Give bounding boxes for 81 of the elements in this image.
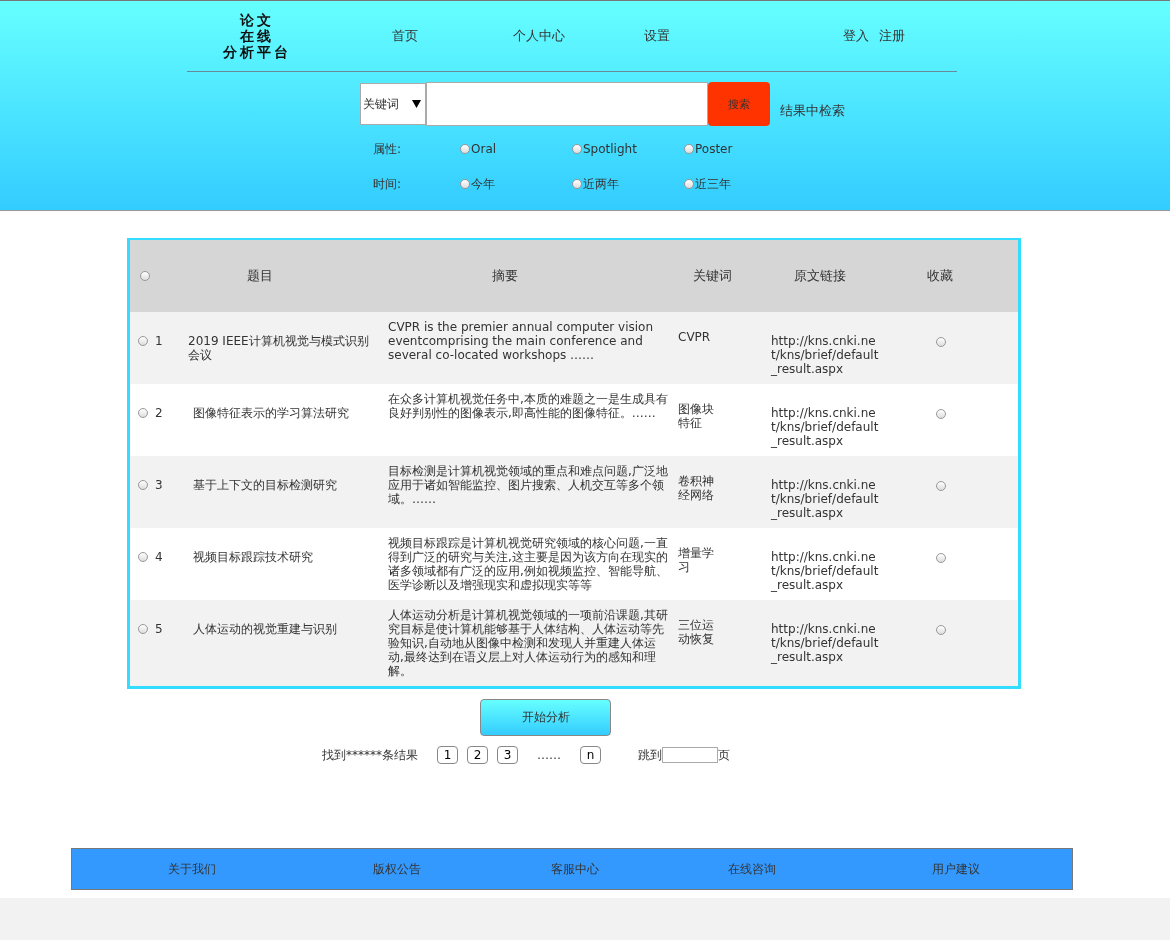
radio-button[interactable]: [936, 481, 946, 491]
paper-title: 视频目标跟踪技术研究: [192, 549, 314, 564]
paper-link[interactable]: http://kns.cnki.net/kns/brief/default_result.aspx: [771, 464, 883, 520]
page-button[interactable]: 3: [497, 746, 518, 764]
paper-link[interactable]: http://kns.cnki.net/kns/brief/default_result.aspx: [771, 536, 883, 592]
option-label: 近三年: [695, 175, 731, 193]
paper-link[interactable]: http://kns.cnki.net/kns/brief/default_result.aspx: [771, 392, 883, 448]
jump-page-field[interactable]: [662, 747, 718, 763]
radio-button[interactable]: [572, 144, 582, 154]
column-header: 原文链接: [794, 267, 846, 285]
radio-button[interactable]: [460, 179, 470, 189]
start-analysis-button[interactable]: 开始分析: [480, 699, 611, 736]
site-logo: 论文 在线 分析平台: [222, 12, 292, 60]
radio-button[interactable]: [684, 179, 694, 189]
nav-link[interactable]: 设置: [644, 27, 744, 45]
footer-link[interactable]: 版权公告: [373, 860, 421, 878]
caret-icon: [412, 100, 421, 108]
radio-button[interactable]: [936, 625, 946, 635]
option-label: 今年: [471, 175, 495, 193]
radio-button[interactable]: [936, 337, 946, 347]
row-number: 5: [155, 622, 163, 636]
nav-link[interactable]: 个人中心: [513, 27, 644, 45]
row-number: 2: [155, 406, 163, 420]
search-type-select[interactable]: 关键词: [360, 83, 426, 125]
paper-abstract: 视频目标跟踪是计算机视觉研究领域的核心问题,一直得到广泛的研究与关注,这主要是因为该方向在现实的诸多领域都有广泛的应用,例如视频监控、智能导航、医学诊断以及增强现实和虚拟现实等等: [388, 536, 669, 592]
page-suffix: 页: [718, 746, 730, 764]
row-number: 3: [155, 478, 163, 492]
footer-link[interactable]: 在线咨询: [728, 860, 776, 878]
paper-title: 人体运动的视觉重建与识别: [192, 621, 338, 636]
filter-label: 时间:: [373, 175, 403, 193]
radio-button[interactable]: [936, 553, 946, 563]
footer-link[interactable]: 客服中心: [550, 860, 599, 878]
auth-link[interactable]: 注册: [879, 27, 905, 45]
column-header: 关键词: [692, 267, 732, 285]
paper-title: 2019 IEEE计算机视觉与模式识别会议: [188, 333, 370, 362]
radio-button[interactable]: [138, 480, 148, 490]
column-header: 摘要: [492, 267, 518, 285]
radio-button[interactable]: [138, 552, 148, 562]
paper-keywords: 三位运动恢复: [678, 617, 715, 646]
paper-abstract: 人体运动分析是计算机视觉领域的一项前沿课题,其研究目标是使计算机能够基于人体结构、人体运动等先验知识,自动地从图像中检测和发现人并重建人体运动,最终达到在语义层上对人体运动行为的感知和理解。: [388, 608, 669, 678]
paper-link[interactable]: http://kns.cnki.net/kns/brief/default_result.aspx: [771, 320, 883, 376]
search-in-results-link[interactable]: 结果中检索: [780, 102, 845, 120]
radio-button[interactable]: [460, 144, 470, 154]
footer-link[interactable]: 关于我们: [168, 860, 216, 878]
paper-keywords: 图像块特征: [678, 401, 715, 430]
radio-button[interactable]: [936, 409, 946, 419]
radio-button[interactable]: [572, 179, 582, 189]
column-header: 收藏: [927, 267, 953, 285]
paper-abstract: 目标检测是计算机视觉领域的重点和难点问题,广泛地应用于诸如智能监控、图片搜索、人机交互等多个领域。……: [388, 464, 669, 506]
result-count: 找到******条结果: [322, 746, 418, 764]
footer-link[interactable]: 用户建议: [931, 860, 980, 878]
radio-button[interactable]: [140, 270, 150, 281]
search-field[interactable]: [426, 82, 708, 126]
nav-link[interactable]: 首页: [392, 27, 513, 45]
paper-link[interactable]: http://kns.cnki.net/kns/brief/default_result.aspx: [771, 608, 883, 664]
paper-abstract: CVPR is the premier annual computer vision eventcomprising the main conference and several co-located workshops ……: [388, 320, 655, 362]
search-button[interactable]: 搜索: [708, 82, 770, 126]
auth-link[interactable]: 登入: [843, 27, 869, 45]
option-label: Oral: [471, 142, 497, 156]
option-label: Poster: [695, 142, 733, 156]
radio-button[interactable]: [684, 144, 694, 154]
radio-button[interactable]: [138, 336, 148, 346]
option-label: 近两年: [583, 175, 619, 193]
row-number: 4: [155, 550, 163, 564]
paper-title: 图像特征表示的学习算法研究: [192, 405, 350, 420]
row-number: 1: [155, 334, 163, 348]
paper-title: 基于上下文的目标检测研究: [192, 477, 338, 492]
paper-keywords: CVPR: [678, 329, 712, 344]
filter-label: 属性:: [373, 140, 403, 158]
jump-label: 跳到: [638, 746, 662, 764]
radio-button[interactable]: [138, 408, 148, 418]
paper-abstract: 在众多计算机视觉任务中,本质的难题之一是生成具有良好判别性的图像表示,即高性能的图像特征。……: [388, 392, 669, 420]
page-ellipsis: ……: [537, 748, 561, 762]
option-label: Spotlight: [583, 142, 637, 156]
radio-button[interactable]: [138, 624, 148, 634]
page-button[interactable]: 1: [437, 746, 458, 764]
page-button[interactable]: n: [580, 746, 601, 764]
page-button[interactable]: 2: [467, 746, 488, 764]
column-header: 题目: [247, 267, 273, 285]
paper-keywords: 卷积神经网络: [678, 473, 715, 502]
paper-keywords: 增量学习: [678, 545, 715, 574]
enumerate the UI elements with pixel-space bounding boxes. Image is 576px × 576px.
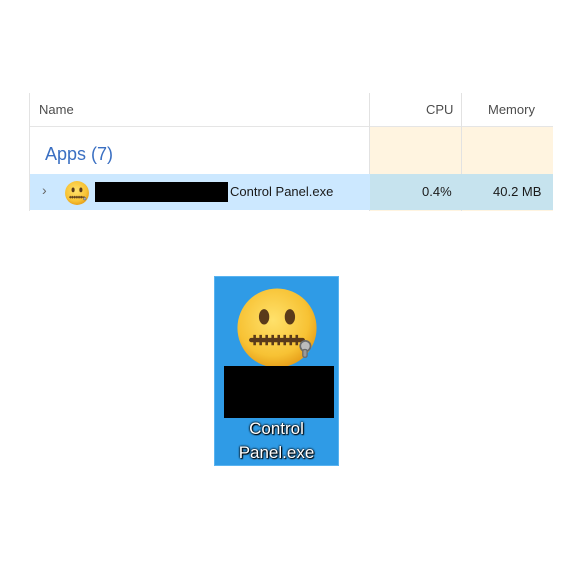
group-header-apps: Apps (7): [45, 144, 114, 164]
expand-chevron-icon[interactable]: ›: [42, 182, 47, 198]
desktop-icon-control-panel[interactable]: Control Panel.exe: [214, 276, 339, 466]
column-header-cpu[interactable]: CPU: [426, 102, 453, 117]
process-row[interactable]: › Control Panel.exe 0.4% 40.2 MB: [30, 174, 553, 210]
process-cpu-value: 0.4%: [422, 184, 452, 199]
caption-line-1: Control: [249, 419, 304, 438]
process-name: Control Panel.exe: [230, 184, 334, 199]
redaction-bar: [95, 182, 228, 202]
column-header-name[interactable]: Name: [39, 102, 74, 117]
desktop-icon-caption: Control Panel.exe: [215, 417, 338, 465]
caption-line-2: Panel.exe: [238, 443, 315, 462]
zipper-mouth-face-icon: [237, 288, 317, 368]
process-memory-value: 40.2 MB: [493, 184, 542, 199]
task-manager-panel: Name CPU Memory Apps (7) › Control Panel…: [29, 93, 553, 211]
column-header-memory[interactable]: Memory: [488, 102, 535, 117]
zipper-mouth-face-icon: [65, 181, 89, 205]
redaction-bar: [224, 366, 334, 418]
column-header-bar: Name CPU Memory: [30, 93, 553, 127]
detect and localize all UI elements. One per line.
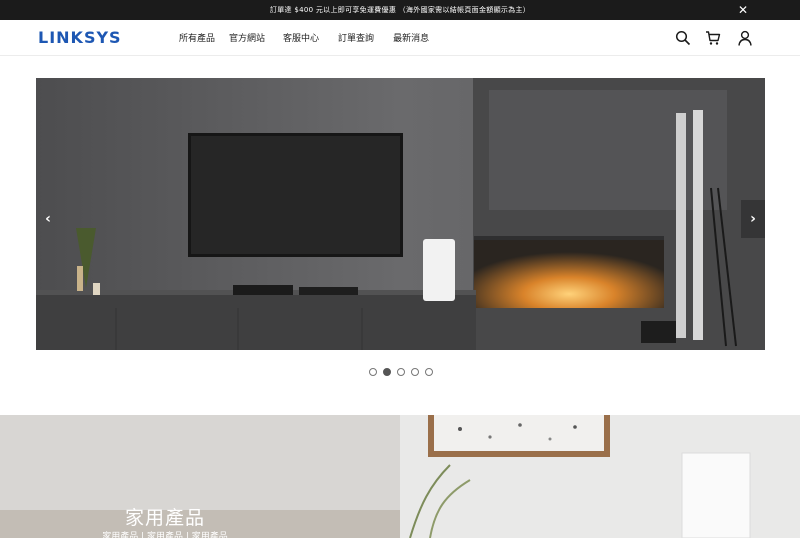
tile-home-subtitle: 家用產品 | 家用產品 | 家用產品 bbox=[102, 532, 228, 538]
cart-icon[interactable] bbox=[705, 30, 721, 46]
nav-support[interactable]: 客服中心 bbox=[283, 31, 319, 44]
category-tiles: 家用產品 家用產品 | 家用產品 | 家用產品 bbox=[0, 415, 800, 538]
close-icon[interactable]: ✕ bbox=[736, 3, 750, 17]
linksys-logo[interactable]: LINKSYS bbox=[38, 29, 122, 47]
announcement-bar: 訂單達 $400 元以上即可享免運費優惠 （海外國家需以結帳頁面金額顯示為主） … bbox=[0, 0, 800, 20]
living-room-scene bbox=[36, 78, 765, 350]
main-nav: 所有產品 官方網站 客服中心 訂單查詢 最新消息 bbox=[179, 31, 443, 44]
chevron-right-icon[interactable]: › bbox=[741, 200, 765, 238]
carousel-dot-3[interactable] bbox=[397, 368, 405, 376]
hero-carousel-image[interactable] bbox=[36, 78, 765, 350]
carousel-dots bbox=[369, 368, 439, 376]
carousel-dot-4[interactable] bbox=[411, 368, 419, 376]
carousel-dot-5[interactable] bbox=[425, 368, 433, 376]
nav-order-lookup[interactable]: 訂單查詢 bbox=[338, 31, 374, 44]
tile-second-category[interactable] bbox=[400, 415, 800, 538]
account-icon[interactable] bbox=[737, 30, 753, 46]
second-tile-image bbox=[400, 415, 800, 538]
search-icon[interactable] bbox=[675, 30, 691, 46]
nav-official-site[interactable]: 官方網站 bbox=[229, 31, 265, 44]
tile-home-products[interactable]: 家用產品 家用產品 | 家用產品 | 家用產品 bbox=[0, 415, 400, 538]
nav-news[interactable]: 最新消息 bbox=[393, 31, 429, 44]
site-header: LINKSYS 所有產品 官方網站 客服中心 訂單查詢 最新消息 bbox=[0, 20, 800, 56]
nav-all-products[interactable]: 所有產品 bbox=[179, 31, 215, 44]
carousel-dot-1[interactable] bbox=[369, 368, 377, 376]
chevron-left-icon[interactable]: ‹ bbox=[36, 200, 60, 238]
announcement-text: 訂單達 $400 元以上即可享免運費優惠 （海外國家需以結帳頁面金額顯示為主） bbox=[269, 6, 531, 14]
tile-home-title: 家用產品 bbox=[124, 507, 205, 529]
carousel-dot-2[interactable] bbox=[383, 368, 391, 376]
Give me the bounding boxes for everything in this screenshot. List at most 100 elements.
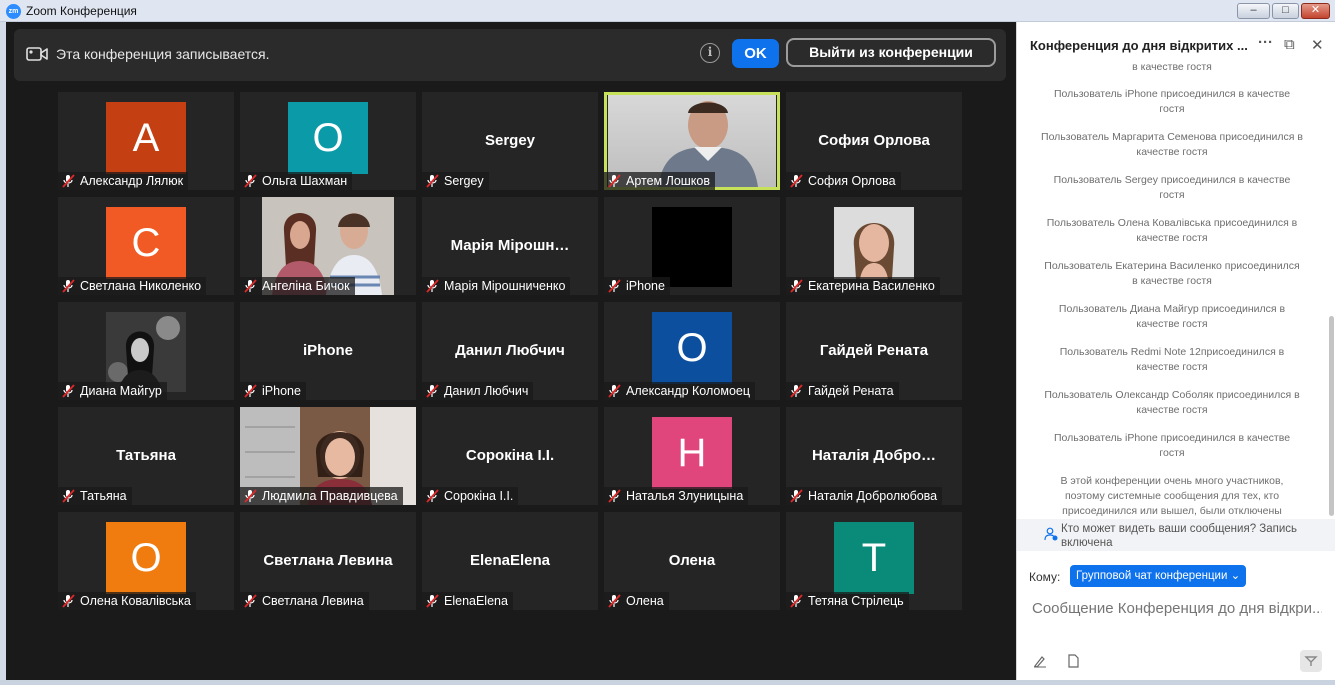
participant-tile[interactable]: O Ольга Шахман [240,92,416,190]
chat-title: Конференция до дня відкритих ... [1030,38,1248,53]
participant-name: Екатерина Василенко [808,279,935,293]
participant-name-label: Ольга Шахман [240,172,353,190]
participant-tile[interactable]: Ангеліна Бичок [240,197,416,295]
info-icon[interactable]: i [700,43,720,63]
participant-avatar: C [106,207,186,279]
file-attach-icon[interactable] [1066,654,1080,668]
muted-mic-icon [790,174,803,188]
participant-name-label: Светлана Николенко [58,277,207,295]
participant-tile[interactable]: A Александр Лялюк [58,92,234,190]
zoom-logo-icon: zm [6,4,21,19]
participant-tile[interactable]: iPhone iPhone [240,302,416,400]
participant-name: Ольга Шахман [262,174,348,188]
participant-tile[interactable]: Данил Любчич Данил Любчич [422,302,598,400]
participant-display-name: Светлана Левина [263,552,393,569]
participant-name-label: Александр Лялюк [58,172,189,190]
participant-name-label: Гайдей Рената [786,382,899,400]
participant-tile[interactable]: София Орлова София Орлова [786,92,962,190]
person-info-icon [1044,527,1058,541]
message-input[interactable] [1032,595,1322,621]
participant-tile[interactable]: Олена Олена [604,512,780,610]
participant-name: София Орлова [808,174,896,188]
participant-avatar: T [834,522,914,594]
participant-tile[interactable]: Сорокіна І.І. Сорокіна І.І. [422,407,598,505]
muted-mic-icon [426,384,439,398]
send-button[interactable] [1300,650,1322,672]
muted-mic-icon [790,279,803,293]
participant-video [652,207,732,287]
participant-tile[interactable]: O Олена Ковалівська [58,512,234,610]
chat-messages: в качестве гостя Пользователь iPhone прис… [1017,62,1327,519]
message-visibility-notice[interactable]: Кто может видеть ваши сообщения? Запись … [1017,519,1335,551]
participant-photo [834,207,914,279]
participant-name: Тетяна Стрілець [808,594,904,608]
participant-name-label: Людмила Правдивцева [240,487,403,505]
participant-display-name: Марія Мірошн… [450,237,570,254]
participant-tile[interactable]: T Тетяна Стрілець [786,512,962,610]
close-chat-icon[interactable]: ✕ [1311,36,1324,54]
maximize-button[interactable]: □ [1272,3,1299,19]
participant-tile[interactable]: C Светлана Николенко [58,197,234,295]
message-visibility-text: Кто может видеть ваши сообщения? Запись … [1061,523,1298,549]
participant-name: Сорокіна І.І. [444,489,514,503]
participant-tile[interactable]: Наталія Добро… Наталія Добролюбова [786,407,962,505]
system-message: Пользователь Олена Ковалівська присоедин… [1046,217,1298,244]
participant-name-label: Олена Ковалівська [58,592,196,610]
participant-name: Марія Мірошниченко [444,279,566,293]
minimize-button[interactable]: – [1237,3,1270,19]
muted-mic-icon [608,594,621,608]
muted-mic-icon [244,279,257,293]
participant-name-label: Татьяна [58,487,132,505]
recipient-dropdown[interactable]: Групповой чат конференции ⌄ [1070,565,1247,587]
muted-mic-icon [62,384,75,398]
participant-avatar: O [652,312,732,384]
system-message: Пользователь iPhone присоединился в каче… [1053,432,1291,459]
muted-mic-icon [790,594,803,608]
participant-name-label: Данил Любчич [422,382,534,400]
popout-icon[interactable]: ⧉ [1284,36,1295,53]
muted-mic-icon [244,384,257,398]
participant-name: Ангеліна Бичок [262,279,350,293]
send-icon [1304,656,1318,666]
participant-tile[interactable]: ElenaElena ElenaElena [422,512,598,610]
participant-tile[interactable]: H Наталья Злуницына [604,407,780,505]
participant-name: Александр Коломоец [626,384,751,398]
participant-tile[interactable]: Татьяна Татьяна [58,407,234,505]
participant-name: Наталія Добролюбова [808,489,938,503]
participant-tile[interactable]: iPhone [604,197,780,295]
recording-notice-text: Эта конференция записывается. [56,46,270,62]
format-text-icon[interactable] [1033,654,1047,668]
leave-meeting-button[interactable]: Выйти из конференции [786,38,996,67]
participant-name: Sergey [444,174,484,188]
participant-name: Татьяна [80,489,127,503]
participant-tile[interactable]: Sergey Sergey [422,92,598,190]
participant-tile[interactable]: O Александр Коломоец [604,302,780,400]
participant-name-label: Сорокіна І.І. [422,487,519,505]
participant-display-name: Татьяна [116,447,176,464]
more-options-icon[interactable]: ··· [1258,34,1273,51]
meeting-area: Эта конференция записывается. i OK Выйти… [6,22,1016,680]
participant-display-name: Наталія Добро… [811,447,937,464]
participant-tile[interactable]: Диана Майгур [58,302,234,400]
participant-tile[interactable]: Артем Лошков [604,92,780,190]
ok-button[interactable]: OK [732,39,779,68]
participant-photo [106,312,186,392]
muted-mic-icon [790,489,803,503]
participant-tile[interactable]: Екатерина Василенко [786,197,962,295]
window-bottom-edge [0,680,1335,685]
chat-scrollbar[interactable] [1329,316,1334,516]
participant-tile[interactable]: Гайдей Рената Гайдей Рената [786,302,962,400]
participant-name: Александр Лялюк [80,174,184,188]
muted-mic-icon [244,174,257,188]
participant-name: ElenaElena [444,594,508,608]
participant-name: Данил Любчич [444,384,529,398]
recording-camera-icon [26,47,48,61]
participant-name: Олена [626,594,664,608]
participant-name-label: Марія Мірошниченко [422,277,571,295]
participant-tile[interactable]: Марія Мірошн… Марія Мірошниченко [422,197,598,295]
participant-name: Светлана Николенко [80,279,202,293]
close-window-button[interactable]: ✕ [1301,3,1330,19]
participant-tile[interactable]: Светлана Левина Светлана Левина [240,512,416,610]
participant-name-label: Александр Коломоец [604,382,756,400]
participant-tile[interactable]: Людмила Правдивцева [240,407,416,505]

------------------------------------------------

Quote the lines of the listing exactly, starting at the line that contains "participant-tile[interactable]: O Ольга" and ending at the line that contains "participant-avatar: C [106,207,186,279]".

Finished exercise:
participant-tile[interactable]: O Ольга Шахман [240,92,416,190]
chat-title: Конференция до дня відкритих ... [1030,38,1248,53]
participant-name: Екатерина Василенко [808,279,935,293]
participant-name-label: Ольга Шахман [240,172,353,190]
participant-tile[interactable]: Ангеліна Бичок [240,197,416,295]
info-icon[interactable]: i [700,43,720,63]
participant-avatar: C [106,207,186,279]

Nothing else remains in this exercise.